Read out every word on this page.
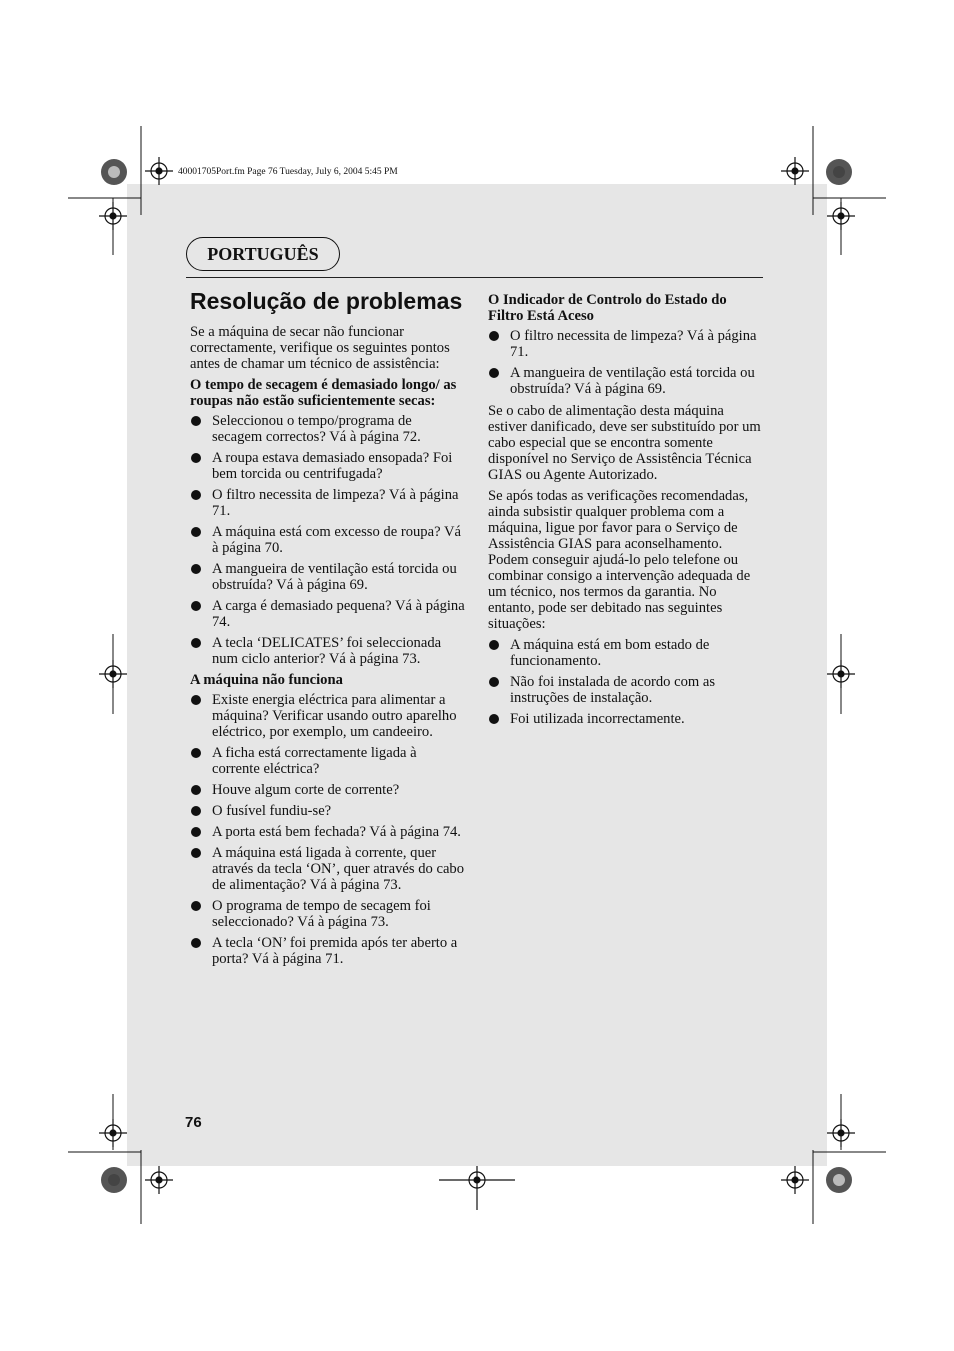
40001705Port.fm Page 76 Tuesday, July 6, 2004 5:45 PM
PORTUGUÊS
Resolução de problemas

Se a máquina de secar não funcionar correctamente, verifique os seguintes pontos antes de chamar um técnico de assistência:

O tempo de secagem é demasiado longo/ as roupas não estão suficientemente secas:

Seleccionou o tempo/programa de secagem correctos? Vá à página 72.
A roupa estava demasiado ensopada? Foi bem torcida ou centrifugada?
O filtro necessita de limpeza? Vá à página 71.
A máquina está com excesso de roupa? Vá à página 70.
A mangueira de ventilação está torcida ou obstruída? Vá à página 69.
A carga é demasiado pequena? Vá à página 74.
A tecla ‘DELICATES’ foi seleccionada num ciclo anterior? Vá à página 73.

A máquina não funciona

Existe energia eléctrica para alimentar a máquina? Verificar usando outro aparelho eléctrico, por exemplo, um candeeiro.
A ficha está correctamente ligada à corrente eléctrica?
Houve algum corte de corrente?
O fusível fundiu-se?
A porta está bem fechada? Vá à página 74.
A máquina está ligada à corrente, quer através da tecla ‘ON’, quer através do cabo de alimentação? Vá à página 73.
O programa de tempo de secagem foi seleccionado? Vá à página 73.
A tecla ‘ON’ foi premida após ter aberto a porta? Vá à página 71.

O Indicador de Controlo do Estado do Filtro Está Aceso

O filtro necessita de limpeza? Vá à página 71.
A mangueira de ventilação está torcida ou obstruída? Vá à página 69.

Se o cabo de alimentação desta máquina estiver danificado, deve ser substituído por um cabo especial que se encontra somente disponível no Serviço de Assistência Técnica GIAS ou Agente Autorizado.

Se após todas as verificações recomendadas, ainda subsistir qualquer problema com a máquina, ligue por favor para o Serviço de Assistência GIAS para aconselhamento. Podem conseguir ajudá-lo pelo telefone ou combinar consigo a intervenção adequada de um técnico, nos termos da garantia. No entanto, pode ser debitado nas seguintes situações:

A máquina está em bom estado de funcionamento.
Não foi instalada de acordo com as instruções de instalação.
Foi utilizada incorrectamente.
76
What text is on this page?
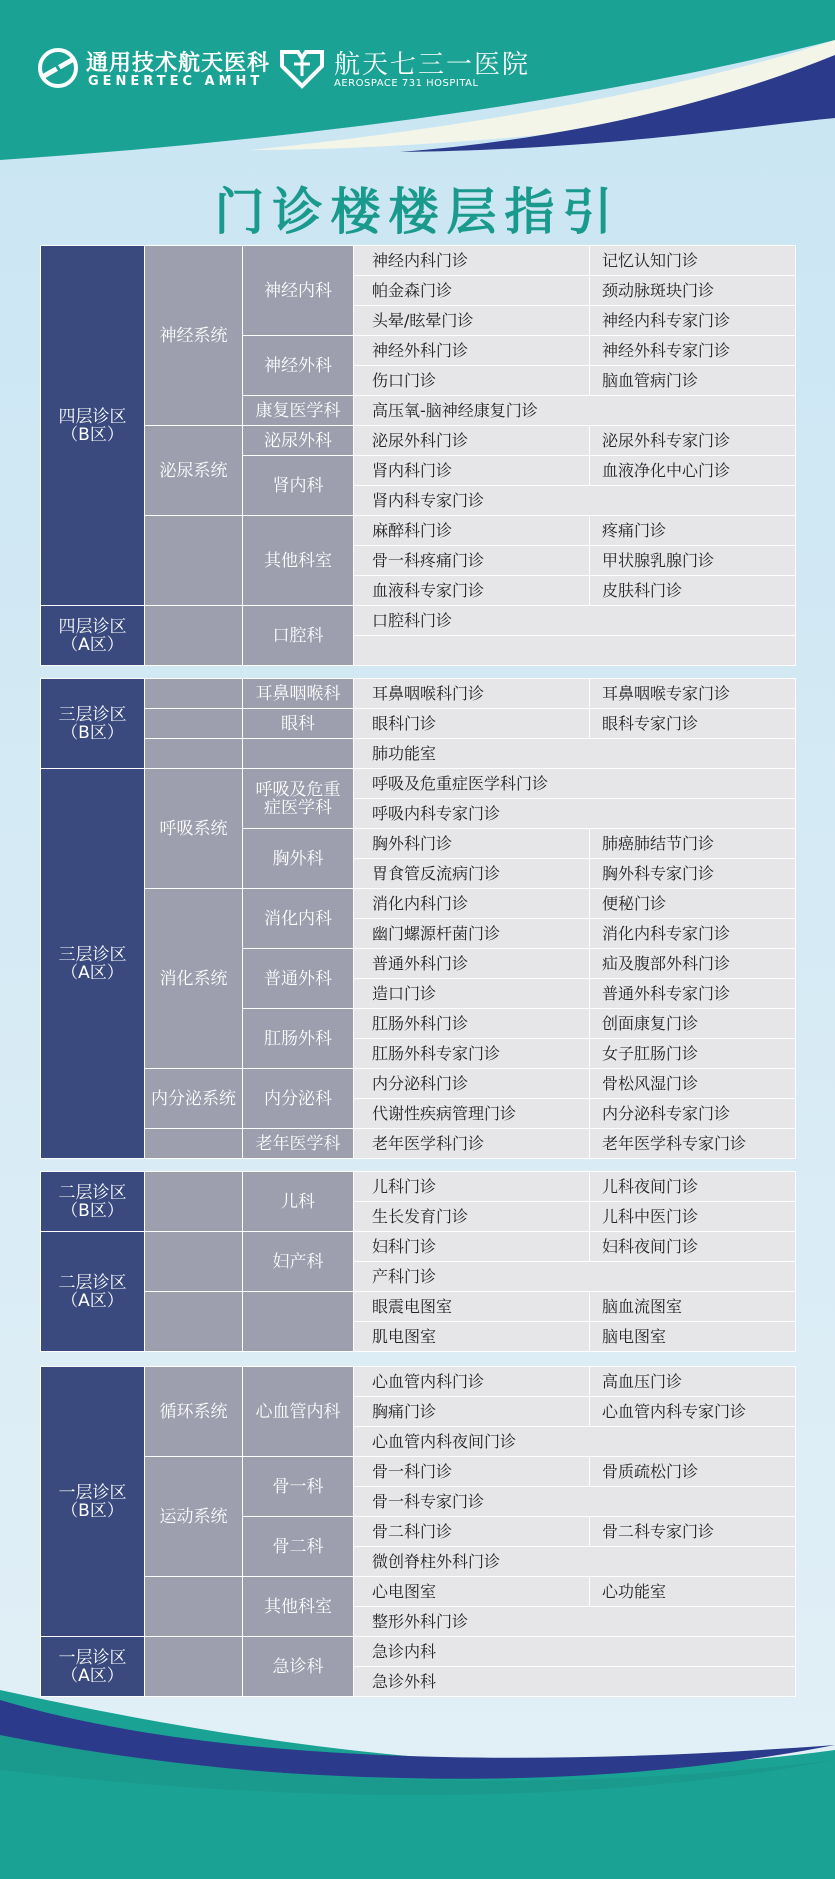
通用技术航天医科
GENERTEC AMHT
航天七三一医院
AEROSPACE 731 HOSPITAL
门诊楼楼层指引
四层诊区
（B区）	神经系统	神经内科	神经内科门诊	记忆认知门诊
			帕金森门诊	颈动脉斑块门诊
			头晕/眩晕门诊	神经内科专家门诊
		神经外科	神经外科门诊	神经外科专家门诊
			伤口门诊	脑血管病门诊
		康复医学科	高压氧-脑神经康复门诊	
	泌尿系统	泌尿外科	泌尿外科门诊	泌尿外科专家门诊
		肾内科	肾内科门诊	血液净化中心门诊
			肾内科专家门诊	
		其他科室	麻醉科门诊	疼痛门诊
			骨一科疼痛门诊	甲状腺乳腺门诊
			血液科专家门诊	皮肤科门诊

四层诊区
（A区）		口腔科	口腔科门诊	

三层诊区
（B区）		耳鼻咽喉科	耳鼻咽喉科门诊	耳鼻咽喉专家门诊
		眼科	眼科门诊	眼科专家门诊
			肺功能室	

三层诊区
（A区）	呼吸系统	呼吸及危重症医学科	呼吸及危重症医学科门诊	
			呼吸内科专家门诊	
		胸外科	胸外科门诊	肺癌肺结节门诊
			胃食管反流病门诊	胸外科专家门诊
	消化系统	消化内科	消化内科门诊	便秘门诊
			幽门螺源杆菌门诊	消化内科专家门诊
		普通外科	普通外科门诊	疝及腹部外科门诊
			造口门诊	普通外科专家门诊
		肛肠外科	肛肠外科门诊	创面康复门诊
			肛肠外科专家门诊	女子肛肠门诊
	内分泌系统	内分泌科	内分泌科门诊	骨松风湿门诊
			代谢性疾病管理门诊	内分泌科专家门诊
		老年医学科	老年医学科门诊	老年医学科专家门诊
二层诊区
（B区）		儿科	儿科门诊	儿科夜间门诊
			生长发育门诊	儿科中医门诊

二层诊区
（A区）		妇产科	妇科门诊	妇科夜间门诊
			产科门诊	
			眼震电图室	脑血流图室
			肌电图室	脑电图室
一层诊区
（B区）	循环系统	心血管内科	心血管内科门诊	高血压门诊
			胸痛门诊	心血管内科专家门诊
			心血管内科夜间门诊	
	运动系统	骨一科	骨一科门诊	骨质疏松门诊
			骨一科专家门诊	
		骨二科	骨二科门诊	骨二科专家门诊
			微创脊柱外科门诊	
		其他科室	心电图室	心功能室
			整形外科门诊	

一层诊区
（A区）		急诊科	急诊内科	
			急诊外科	
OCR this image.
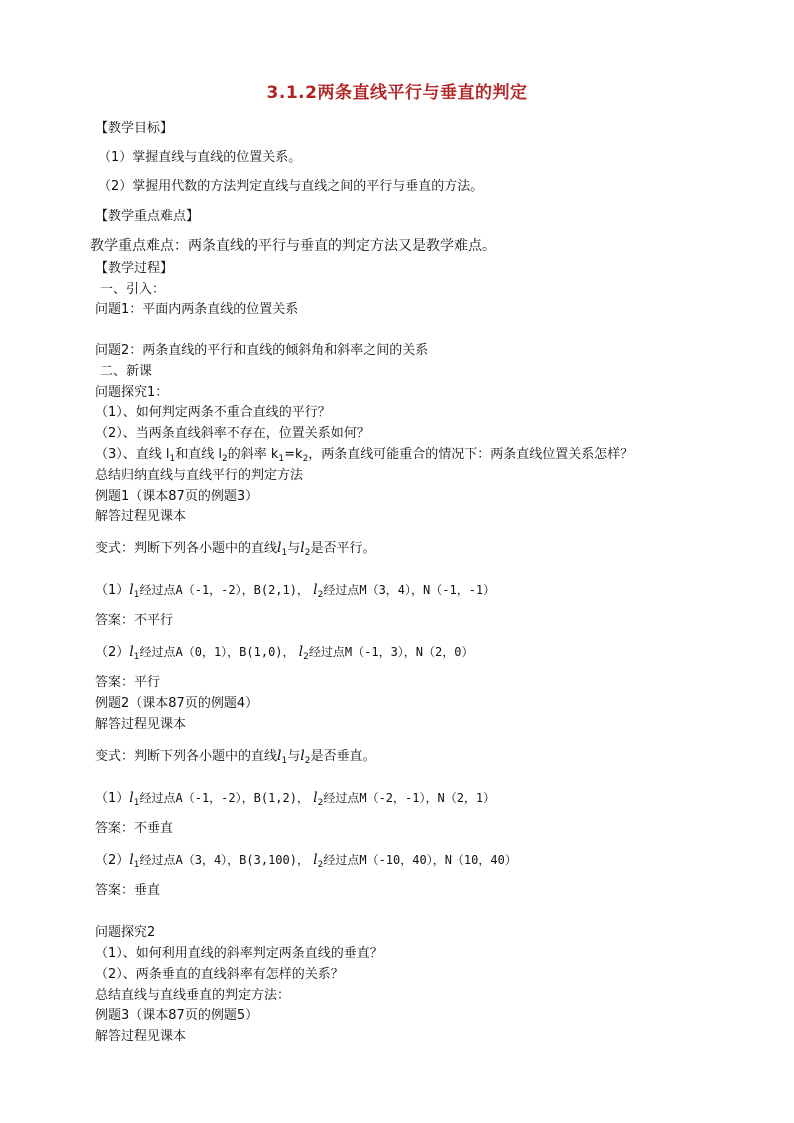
3.1.2两条直线平行与垂直的判定
【教学目标】
（1）掌握直线与直线的位置关系。
（2）掌握用代数的方法判定直线与直线之间的平行与垂直的方法。
【教学重点难点】
教学重点难点：两条直线的平行与垂直的判定方法又是教学难点。
【教学过程】
一、引入：
问题1：平面内两条直线的位置关系
问题2：两条直线的平行和直线的倾斜角和斜率之间的关系
二、新课
问题探究1：
（1）、如何判定两条不重合直线的平行？
（2）、当两条直线斜率不存在，位置关系如何？
（3）、直线 $l_1$和直线 $l_2$的斜率 $k_1=k_2$，两条直线可能重合的情况下：两条直线位置关系怎样？
总结归纳直线与直线平行的判定方法
例题1（课本87页的例题3）
解答过程见课本
变式：判断下列各小题中的直线$l_1$与$l_2$是否平行。
$(1)l_1$经过点A（-1，-2），B(2,1)， $l_2$经过点M（3，4），N（-1，-1）
答案：不平行
$(2)l_1$经过点A（0，1），B(1,0)， $l_2$经过点M（-1，3），N（2，0）
答案：平行
例题2（课本87页的例题4）
解答过程见课本
变式：判断下列各小题中的直线$l_1$与$l_2$是否垂直。
$(1)l_1$经过点A（-1，-2），B(1,2)， $l_2$经过点M（-2，-1），N（2，1）
答案：不垂直
$(2)l_1$经过点A（3，4），B(3,100)， $l_2$经过点M（-10，40），N（10，40）
答案：垂直
问题探究2
（1）、如何利用直线的斜率判定两条直线的垂直？
（2）、两条垂直的直线斜率有怎样的关系？
总结直线与直线垂直的判定方法：
例题3（课本87页的例题5）
解答过程见课本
--
- Stated goal
Drop the pictures, then write out only the lines running from the one containing "OCR this image." through the last line above, both included, exactly.

- Exercise result
OCR this image.
3.1.2两条直线平行与垂直的判定
【教学目标】
（1）掌握直线与直线的位置关系。
（2）掌握用代数的方法判定直线与直线之间的平行与垂直的方法。
【教学重点难点】
教学重点难点：两条直线的平行与垂直的判定方法又是教学难点。
【教学过程】
一、引入：
问题1：平面内两条直线的位置关系
问题2：两条直线的平行和直线的倾斜角和斜率之间的关系
二、新课
问题探究1：
（1）、如何判定两条不重合直线的平行？
（2）、当两条直线斜率不存在，位置关系如何？
（3）、直线 $l_1$和直线 $l_2$的斜率 $k_1=k_2$，两条直线可能重合的情况下：两条直线位置关系怎样？
总结归纳直线与直线平行的判定方法
例题1（课本87页的例题3）
解答过程见课本
变式：判断下列各小题中的直线$l_1$与$l_2$是否平行。
$(1)l_1$经过点A（-1，-2），B(2,1)， $l_2$经过点M（3，4），N（-1，-1）
答案：不平行
$(2)l_1$经过点A（0，1），B(1,0)， $l_2$经过点M（-1，3），N（2，0）
答案：平行
例题2（课本87页的例题4）
解答过程见课本
变式：判断下列各小题中的直线$l_1$与$l_2$是否垂直。
$(1)l_1$经过点A（-1，-2），B(1,2)， $l_2$经过点M（-2，-1），N（2，1）
答案：不垂直
$(2)l_1$经过点A（3，4），B(3,100)， $l_2$经过点M（-10，40），N（10，40）
答案：垂直
问题探究2
（1）、如何利用直线的斜率判定两条直线的垂直？
（2）、两条垂直的直线斜率有怎样的关系？
总结直线与直线垂直的判定方法：
例题3（课本87页的例题5）
解答过程见课本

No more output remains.